## Task requirements
Will you copy every one of the items below, reproducing each line character for character?

## Recorded information

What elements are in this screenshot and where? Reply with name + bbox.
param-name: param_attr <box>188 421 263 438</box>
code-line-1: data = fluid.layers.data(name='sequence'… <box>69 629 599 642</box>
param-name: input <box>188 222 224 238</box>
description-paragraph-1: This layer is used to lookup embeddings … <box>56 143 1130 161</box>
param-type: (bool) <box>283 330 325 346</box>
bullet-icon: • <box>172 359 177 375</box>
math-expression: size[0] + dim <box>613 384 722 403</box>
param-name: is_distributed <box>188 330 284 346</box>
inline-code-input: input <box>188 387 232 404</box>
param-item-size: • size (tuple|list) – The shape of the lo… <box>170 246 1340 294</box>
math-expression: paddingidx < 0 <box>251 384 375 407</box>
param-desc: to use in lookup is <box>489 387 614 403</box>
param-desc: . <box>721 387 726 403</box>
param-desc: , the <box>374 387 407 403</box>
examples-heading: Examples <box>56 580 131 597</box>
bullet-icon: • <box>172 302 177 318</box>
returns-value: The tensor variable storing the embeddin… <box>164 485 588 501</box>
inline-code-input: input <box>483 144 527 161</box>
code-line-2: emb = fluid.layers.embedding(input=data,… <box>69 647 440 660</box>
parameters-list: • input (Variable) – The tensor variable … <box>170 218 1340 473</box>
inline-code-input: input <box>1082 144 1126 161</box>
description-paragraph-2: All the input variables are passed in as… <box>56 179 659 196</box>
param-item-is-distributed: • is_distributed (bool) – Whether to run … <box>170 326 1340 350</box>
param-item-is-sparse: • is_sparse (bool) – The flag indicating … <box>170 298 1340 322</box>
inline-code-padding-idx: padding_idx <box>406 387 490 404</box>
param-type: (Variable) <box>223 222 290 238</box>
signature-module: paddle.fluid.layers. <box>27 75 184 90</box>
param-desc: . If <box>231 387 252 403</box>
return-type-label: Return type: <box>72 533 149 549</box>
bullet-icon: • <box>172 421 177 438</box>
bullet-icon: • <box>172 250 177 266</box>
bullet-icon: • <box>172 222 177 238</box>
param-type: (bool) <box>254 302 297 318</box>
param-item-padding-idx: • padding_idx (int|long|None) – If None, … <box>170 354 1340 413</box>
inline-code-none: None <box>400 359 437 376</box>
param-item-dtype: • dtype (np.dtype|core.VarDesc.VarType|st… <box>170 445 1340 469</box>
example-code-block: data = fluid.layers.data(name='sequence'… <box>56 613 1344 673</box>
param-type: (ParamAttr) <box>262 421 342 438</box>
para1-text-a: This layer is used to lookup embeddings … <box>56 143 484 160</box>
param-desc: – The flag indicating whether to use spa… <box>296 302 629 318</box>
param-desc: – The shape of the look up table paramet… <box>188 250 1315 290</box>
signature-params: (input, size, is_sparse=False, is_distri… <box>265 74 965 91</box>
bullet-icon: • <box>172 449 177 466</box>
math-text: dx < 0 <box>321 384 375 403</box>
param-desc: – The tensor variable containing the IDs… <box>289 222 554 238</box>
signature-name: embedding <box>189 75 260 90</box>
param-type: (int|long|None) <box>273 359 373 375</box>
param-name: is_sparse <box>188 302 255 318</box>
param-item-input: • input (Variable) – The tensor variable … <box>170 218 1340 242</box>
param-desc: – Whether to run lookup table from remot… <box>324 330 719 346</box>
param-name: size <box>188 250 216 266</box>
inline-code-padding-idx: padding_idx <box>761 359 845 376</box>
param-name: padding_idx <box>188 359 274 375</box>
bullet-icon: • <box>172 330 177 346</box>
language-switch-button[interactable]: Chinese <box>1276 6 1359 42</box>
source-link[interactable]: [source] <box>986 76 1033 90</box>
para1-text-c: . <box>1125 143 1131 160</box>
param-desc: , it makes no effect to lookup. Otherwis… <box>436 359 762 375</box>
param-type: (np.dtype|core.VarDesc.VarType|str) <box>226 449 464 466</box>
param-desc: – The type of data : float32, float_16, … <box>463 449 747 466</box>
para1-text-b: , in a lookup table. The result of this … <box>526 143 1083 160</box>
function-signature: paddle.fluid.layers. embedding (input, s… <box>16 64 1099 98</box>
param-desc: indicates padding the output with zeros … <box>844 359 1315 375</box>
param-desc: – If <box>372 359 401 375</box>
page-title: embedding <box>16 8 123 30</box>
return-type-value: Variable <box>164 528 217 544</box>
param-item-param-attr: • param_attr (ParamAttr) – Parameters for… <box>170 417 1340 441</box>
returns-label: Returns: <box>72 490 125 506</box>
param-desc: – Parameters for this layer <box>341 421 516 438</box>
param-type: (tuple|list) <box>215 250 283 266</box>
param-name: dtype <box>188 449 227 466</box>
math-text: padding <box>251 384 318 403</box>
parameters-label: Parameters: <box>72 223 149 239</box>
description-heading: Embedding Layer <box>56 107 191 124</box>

## Solved problem
What elements are in this screenshot and where? Reply with name + bbox.
param-name: param_attr <box>188 421 263 438</box>
code-line-1: data = fluid.layers.data(name='sequence'… <box>69 629 599 642</box>
param-name: input <box>188 222 224 238</box>
description-paragraph-1: This layer is used to lookup embeddings … <box>56 143 1130 161</box>
param-type: (bool) <box>283 330 325 346</box>
bullet-icon: • <box>172 359 177 375</box>
math-expression: size[0] + dim <box>613 384 722 403</box>
param-name: is_distributed <box>188 330 284 346</box>
inline-code-input: input <box>188 387 232 404</box>
param-item-size: • size (tuple|list) – The shape of the lo… <box>170 246 1340 294</box>
math-expression: paddingidx < 0 <box>251 384 375 407</box>
param-desc: to use in lookup is <box>489 387 614 403</box>
param-desc: . <box>721 387 726 403</box>
param-desc: , the <box>374 387 407 403</box>
examples-heading: Examples <box>56 580 131 597</box>
bullet-icon: • <box>172 302 177 318</box>
returns-value: The tensor variable storing the embeddin… <box>164 485 588 501</box>
inline-code-input: input <box>483 144 527 161</box>
code-line-2: emb = fluid.layers.embedding(input=data,… <box>69 647 440 660</box>
parameters-list: • input (Variable) – The tensor variable … <box>170 218 1340 473</box>
inline-code-input: input <box>1082 144 1126 161</box>
description-paragraph-2: All the input variables are passed in as… <box>56 179 659 196</box>
param-item-is-distributed: • is_distributed (bool) – Whether to run … <box>170 326 1340 350</box>
param-item-is-sparse: • is_sparse (bool) – The flag indicating … <box>170 298 1340 322</box>
inline-code-padding-idx: padding_idx <box>406 387 490 404</box>
param-type: (Variable) <box>223 222 290 238</box>
signature-module: paddle.fluid.layers. <box>27 75 184 90</box>
param-desc: . If <box>231 387 252 403</box>
return-type-label: Return type: <box>72 533 149 549</box>
bullet-icon: • <box>172 421 177 438</box>
bullet-icon: • <box>172 250 177 266</box>
bullet-icon: • <box>172 222 177 238</box>
param-type: (bool) <box>254 302 297 318</box>
param-item-padding-idx: • padding_idx (int|long|None) – If None, … <box>170 354 1340 413</box>
inline-code-none: None <box>400 359 437 376</box>
param-item-dtype: • dtype (np.dtype|core.VarDesc.VarType|st… <box>170 445 1340 469</box>
example-code-block: data = fluid.layers.data(name='sequence'… <box>56 613 1344 673</box>
param-type: (ParamAttr) <box>262 421 342 438</box>
para1-text-a: This layer is used to lookup embeddings … <box>56 143 484 160</box>
param-desc: – The flag indicating whether to use spa… <box>296 302 629 318</box>
param-desc: – The shape of the look up table paramet… <box>188 250 1315 290</box>
signature-params: (input, size, is_sparse=False, is_distri… <box>265 74 965 91</box>
bullet-icon: • <box>172 449 177 466</box>
math-text: dx < 0 <box>321 384 375 403</box>
param-desc: – The tensor variable containing the IDs… <box>289 222 554 238</box>
signature-name: embedding <box>189 75 260 90</box>
param-type: (int|long|None) <box>273 359 373 375</box>
param-name: is_sparse <box>188 302 255 318</box>
param-item-input: • input (Variable) – The tensor variable … <box>170 218 1340 242</box>
param-desc: – Whether to run lookup table from remot… <box>324 330 719 346</box>
param-name: size <box>188 250 216 266</box>
inline-code-padding-idx: padding_idx <box>761 359 845 376</box>
param-name: padding_idx <box>188 359 274 375</box>
bullet-icon: • <box>172 330 177 346</box>
language-switch-button[interactable]: Chinese <box>1276 6 1359 42</box>
source-link[interactable]: [source] <box>986 76 1033 90</box>
para1-text-c: . <box>1125 143 1131 160</box>
param-desc: , it makes no effect to lookup. Otherwis… <box>436 359 762 375</box>
param-type: (np.dtype|core.VarDesc.VarType|str) <box>226 449 464 466</box>
param-desc: – The type of data : float32, float_16, … <box>463 449 747 466</box>
para1-text-b: , in a lookup table. The result of this … <box>526 143 1083 160</box>
function-signature: paddle.fluid.layers. embedding (input, s… <box>16 64 1099 98</box>
param-desc: indicates padding the output with zeros … <box>844 359 1315 375</box>
param-desc: – If <box>372 359 401 375</box>
page-title: embedding <box>16 8 123 30</box>
return-type-value: Variable <box>164 528 217 544</box>
param-item-param-attr: • param_attr (ParamAttr) – Parameters for… <box>170 417 1340 441</box>
returns-label: Returns: <box>72 490 125 506</box>
param-desc: – Parameters for this layer <box>341 421 516 438</box>
param-type: (tuple|list) <box>215 250 283 266</box>
param-name: dtype <box>188 449 227 466</box>
math-text: padding <box>251 384 318 403</box>
parameters-label: Parameters: <box>72 223 149 239</box>
description-heading: Embedding Layer <box>56 107 191 124</box>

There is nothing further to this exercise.